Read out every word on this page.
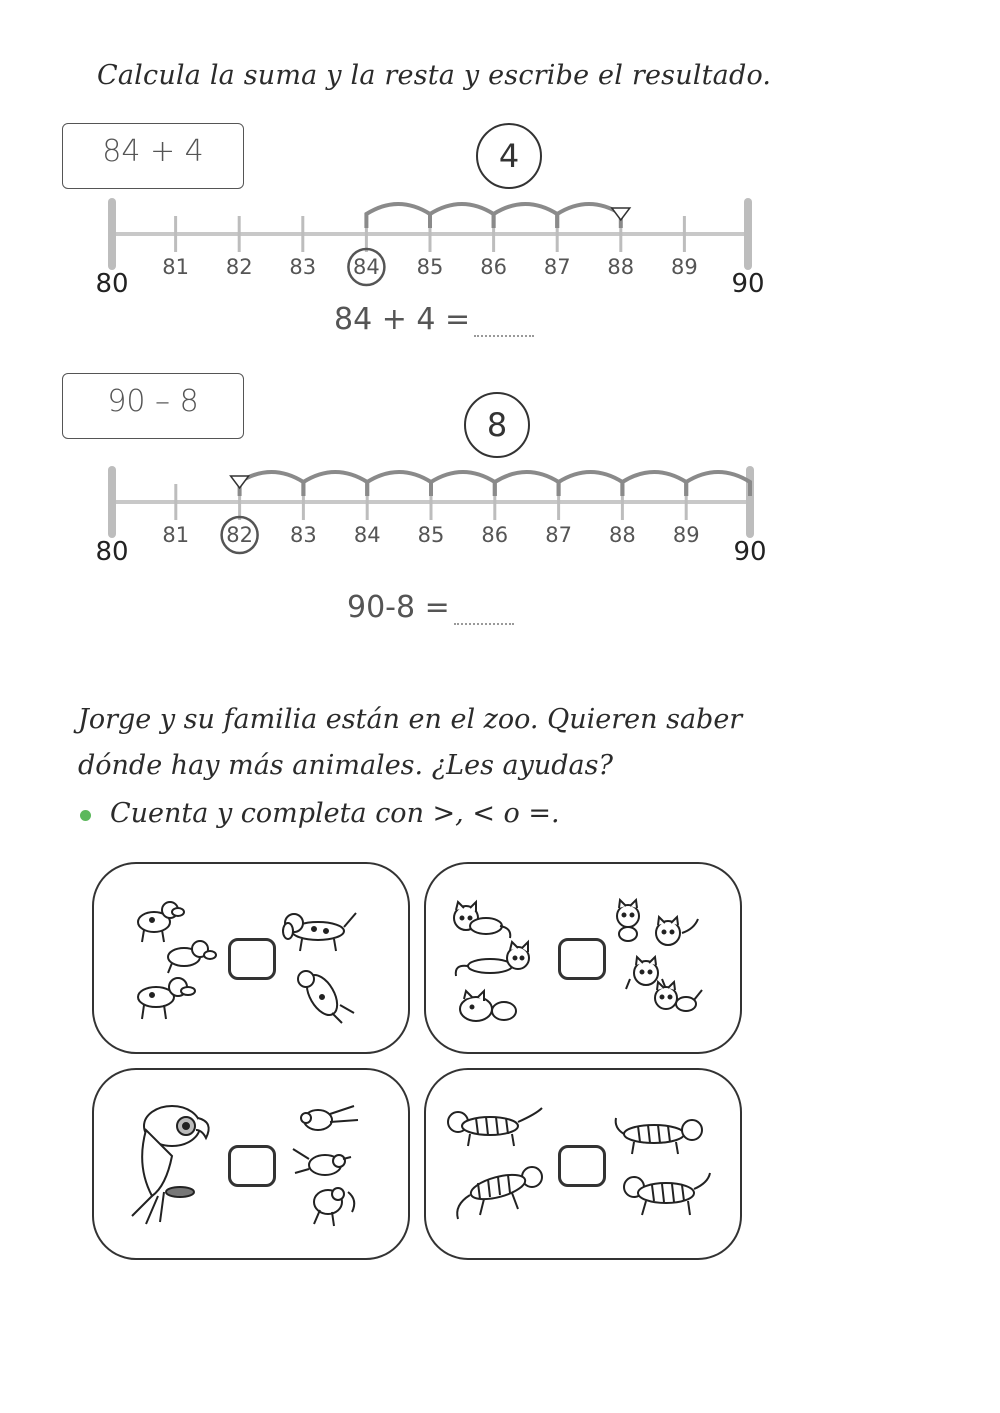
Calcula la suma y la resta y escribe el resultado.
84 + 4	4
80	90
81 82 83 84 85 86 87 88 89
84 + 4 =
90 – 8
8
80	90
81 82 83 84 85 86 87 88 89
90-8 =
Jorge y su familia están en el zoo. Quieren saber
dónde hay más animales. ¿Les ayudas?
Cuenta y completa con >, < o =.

——————————

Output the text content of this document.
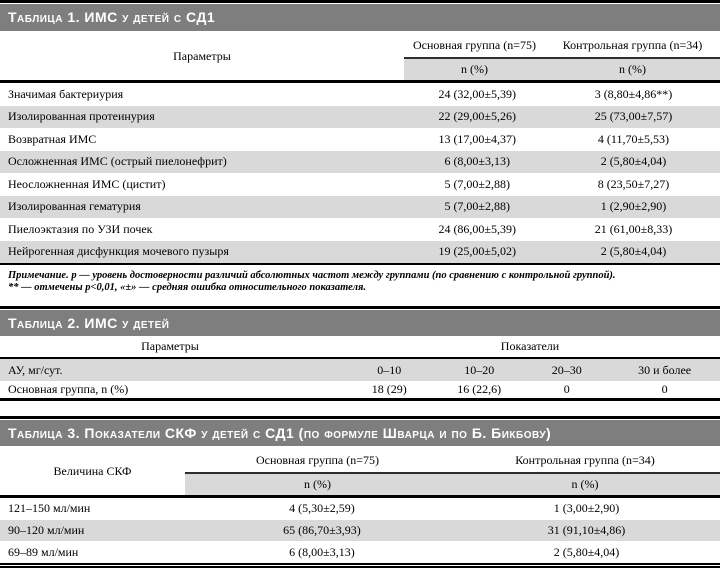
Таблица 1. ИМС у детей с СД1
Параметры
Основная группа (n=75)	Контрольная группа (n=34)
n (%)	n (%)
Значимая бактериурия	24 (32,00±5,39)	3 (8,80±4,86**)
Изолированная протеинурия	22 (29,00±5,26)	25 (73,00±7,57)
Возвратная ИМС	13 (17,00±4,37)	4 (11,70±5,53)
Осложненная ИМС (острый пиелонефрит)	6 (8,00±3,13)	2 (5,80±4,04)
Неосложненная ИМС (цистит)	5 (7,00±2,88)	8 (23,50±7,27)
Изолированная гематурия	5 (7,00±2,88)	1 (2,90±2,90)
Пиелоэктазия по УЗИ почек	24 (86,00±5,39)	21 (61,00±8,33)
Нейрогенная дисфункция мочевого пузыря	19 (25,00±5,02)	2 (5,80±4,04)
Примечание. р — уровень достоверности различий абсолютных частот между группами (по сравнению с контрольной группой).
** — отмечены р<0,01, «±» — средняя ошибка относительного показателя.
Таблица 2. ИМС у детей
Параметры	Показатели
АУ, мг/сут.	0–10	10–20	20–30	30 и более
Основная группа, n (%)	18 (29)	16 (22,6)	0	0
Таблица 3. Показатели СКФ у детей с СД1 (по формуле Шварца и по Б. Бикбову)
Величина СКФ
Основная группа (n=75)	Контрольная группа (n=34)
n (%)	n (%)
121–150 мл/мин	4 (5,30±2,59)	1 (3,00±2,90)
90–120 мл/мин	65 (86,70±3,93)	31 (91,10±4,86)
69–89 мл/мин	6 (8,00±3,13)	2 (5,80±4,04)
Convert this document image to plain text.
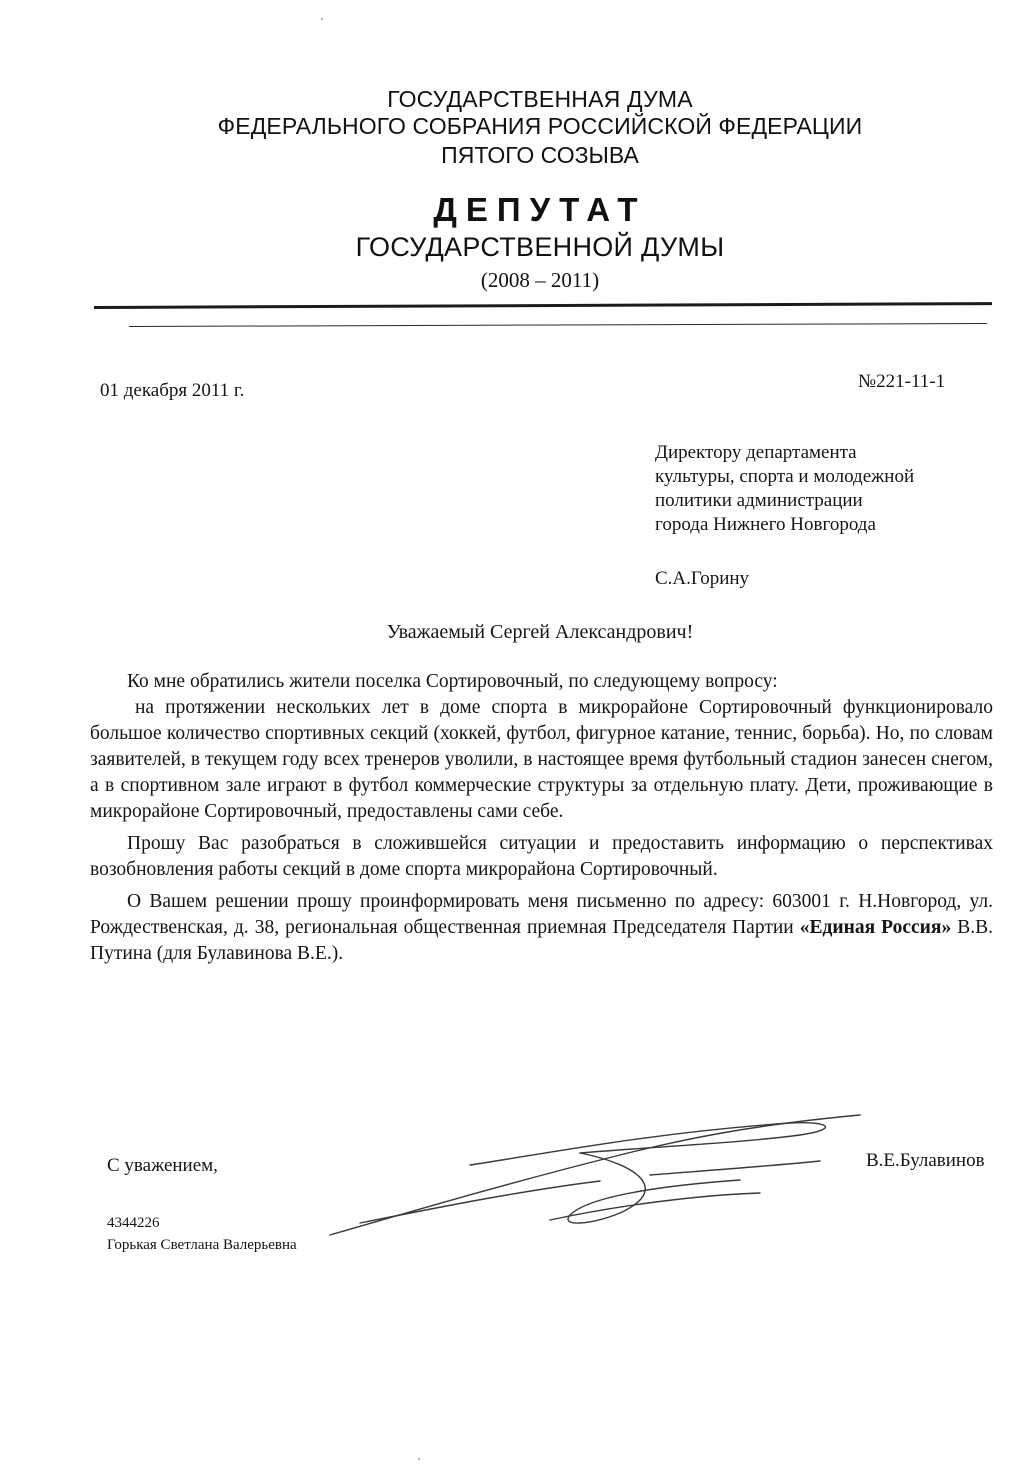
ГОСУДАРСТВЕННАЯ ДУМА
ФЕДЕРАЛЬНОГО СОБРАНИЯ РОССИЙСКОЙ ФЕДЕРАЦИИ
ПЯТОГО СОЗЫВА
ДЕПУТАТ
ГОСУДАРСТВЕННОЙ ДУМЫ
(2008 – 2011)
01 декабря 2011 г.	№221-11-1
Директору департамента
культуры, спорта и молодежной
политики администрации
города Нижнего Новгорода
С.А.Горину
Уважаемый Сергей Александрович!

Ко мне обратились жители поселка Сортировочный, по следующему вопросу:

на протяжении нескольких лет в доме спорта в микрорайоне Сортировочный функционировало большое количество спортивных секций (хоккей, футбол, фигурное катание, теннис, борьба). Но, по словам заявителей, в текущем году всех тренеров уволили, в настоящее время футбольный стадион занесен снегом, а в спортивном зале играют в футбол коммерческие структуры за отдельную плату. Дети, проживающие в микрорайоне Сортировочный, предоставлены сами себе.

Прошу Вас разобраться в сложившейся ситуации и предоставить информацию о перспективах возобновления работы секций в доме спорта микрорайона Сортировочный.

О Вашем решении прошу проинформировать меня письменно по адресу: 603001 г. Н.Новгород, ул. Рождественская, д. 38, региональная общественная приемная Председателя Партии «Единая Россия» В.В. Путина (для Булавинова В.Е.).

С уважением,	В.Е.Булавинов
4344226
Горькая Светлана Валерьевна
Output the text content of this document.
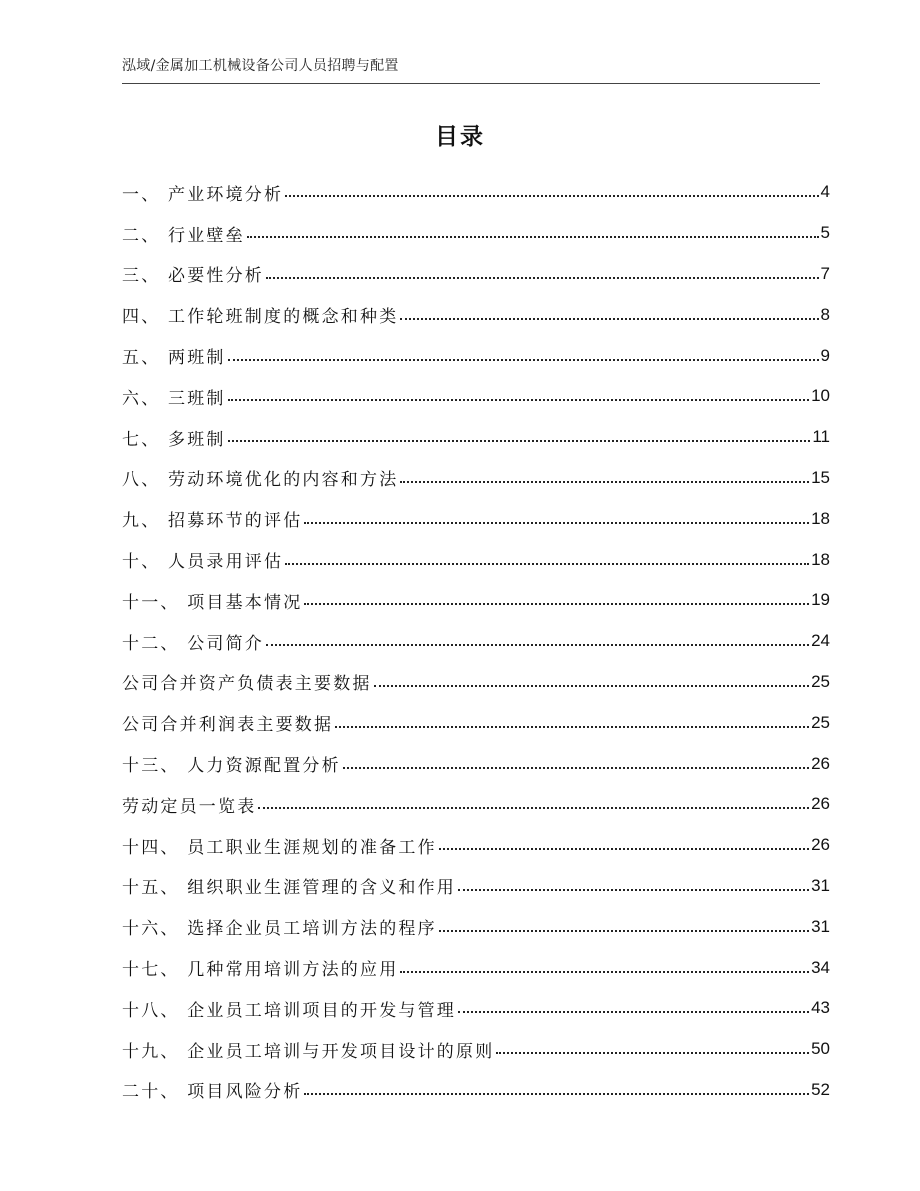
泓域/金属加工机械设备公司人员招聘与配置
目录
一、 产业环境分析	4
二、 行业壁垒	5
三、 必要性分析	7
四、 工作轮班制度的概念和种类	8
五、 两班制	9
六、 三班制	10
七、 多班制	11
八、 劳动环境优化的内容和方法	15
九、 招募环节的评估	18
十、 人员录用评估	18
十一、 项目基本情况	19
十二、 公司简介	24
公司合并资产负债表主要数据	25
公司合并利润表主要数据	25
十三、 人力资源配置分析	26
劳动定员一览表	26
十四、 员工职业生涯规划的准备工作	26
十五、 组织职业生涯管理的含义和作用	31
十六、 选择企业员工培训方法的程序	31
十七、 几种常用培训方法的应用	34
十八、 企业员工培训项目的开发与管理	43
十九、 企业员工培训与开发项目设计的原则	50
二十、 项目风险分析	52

——————————

Problem statement
Identify the lines in the records above that contain the word "доме", then state how many there are and nothing more.

Output below
2